start Supplied data
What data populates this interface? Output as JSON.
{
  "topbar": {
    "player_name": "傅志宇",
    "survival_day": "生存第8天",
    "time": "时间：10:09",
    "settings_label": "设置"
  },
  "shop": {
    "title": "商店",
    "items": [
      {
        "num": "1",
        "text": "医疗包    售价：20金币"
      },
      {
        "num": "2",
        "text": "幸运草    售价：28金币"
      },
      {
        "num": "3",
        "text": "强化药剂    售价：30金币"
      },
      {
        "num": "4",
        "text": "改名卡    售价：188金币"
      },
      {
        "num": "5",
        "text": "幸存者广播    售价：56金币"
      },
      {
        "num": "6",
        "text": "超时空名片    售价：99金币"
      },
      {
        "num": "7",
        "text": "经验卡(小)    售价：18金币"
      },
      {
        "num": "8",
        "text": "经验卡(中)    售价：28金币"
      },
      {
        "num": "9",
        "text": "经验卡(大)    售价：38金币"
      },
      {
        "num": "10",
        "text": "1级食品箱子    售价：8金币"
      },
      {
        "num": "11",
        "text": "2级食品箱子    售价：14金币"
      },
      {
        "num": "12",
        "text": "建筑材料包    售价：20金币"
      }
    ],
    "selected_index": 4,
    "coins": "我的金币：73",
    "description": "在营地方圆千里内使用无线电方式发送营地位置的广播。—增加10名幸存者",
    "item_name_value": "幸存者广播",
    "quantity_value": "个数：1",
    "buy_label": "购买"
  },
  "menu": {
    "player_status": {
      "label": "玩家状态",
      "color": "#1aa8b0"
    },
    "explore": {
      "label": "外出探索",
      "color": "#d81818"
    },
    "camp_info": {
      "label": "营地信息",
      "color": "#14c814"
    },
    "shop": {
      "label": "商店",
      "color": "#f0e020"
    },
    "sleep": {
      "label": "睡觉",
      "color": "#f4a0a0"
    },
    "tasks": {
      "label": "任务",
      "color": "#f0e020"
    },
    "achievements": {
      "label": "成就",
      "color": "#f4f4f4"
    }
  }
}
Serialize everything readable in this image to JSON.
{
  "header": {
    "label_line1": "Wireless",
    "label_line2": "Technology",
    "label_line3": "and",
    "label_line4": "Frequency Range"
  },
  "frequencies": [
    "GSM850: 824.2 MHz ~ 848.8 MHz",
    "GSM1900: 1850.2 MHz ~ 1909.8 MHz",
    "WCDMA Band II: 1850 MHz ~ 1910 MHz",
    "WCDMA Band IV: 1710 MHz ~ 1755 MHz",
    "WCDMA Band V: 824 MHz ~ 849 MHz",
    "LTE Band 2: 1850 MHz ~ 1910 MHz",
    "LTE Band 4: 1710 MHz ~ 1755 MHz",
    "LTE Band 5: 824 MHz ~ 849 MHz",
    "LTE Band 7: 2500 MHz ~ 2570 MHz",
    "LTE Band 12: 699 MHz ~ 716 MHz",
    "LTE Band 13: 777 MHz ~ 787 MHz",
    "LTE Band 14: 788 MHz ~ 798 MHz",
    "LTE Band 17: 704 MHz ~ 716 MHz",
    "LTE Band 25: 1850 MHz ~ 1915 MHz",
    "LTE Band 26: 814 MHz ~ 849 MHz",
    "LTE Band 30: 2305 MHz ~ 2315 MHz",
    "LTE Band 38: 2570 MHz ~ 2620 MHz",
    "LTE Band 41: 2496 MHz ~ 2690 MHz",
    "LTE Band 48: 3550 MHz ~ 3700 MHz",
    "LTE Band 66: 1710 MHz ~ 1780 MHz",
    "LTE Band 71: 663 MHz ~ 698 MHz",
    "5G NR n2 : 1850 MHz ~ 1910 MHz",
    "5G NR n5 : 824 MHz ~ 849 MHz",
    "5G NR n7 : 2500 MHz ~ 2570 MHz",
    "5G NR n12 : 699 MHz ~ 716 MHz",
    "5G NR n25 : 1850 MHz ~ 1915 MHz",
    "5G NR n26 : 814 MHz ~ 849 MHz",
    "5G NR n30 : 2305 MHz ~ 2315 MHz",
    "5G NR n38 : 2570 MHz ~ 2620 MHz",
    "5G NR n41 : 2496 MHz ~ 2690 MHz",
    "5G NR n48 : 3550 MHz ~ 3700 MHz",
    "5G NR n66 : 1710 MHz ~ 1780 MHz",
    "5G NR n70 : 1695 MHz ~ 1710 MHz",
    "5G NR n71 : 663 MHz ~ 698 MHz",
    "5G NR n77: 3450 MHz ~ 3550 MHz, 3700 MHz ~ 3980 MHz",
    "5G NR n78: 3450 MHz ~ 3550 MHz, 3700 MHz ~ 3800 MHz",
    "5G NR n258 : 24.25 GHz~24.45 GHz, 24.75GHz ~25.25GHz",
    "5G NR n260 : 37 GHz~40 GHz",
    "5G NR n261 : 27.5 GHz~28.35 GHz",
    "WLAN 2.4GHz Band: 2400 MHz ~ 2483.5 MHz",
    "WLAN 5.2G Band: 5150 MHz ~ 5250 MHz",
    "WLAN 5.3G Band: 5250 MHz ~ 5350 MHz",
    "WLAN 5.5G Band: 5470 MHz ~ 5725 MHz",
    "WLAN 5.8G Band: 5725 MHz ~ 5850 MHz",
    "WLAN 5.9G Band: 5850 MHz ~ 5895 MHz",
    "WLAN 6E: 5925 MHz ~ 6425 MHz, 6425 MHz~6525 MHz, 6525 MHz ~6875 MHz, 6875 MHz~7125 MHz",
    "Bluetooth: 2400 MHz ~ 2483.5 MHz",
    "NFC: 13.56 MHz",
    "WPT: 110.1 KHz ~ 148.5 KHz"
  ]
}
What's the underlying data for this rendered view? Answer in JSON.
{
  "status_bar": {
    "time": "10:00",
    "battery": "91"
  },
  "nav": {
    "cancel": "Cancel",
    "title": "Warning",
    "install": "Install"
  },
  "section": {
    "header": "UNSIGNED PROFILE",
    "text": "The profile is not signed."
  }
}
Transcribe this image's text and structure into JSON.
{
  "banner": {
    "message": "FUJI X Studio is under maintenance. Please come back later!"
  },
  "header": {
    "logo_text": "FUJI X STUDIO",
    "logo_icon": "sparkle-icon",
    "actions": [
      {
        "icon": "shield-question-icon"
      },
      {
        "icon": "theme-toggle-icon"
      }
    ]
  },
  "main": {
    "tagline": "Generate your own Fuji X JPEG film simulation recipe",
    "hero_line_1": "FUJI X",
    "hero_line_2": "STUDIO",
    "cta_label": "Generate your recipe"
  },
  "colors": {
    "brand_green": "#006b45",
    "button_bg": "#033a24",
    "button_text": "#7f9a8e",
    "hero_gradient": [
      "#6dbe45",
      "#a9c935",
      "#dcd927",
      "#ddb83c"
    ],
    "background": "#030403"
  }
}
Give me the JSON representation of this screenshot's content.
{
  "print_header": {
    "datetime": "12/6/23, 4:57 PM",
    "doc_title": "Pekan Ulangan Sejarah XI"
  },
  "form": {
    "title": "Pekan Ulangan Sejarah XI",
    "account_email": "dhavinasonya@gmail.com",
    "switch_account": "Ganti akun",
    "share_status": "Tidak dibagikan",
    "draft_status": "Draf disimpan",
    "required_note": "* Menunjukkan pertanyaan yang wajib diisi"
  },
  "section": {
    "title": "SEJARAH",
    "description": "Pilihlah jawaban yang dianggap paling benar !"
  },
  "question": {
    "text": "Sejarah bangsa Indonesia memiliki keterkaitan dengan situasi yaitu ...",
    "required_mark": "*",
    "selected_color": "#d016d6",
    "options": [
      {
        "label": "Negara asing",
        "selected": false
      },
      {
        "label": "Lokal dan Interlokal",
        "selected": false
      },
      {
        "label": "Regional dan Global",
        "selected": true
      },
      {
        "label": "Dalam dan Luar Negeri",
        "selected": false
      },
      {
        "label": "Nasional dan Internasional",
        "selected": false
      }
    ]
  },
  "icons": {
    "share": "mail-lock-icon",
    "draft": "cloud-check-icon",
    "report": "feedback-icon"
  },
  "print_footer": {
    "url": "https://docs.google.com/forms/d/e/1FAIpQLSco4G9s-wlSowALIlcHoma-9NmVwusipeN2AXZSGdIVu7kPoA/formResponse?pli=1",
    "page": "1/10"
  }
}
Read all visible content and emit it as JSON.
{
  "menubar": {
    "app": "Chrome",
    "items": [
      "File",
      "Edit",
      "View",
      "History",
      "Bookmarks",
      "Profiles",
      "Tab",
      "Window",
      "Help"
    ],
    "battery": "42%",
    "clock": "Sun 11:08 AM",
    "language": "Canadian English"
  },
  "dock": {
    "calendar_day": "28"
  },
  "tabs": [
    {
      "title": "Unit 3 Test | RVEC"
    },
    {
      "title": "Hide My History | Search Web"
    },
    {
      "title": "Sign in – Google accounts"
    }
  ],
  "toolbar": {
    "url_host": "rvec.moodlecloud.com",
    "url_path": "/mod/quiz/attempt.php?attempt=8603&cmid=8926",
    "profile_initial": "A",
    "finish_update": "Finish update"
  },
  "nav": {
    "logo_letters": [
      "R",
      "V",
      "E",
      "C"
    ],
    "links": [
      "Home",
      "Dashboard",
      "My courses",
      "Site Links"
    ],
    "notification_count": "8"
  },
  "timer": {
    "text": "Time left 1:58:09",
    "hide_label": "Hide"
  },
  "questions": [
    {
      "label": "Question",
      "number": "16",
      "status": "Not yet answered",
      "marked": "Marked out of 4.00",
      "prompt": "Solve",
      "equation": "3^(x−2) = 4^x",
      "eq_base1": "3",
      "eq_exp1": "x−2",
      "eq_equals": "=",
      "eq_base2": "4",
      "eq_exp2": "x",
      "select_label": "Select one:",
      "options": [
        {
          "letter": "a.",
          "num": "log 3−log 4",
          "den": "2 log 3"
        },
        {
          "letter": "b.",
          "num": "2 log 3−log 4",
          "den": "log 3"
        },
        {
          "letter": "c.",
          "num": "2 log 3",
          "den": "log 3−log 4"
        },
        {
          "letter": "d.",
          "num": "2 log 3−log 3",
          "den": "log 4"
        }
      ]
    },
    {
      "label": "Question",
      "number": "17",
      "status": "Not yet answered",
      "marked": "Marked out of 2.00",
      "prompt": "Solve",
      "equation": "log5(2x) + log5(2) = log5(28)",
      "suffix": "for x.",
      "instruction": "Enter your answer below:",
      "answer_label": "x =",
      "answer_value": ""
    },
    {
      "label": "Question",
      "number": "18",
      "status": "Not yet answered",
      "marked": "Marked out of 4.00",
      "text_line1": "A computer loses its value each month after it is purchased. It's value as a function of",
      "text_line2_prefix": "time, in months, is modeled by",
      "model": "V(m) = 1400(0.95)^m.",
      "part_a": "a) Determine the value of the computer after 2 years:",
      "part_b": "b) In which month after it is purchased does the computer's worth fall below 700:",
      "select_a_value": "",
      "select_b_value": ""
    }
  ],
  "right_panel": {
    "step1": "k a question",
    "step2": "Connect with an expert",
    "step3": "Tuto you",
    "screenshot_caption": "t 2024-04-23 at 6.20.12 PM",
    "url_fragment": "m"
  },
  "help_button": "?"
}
end Supplied data
Description of the task ::
Which lines hold the word "image"? Return all of them from the records above.

Response to this exercise ::
Serialize everything readable in this image to JSON.
Transcribe this image's text and structure into JSON.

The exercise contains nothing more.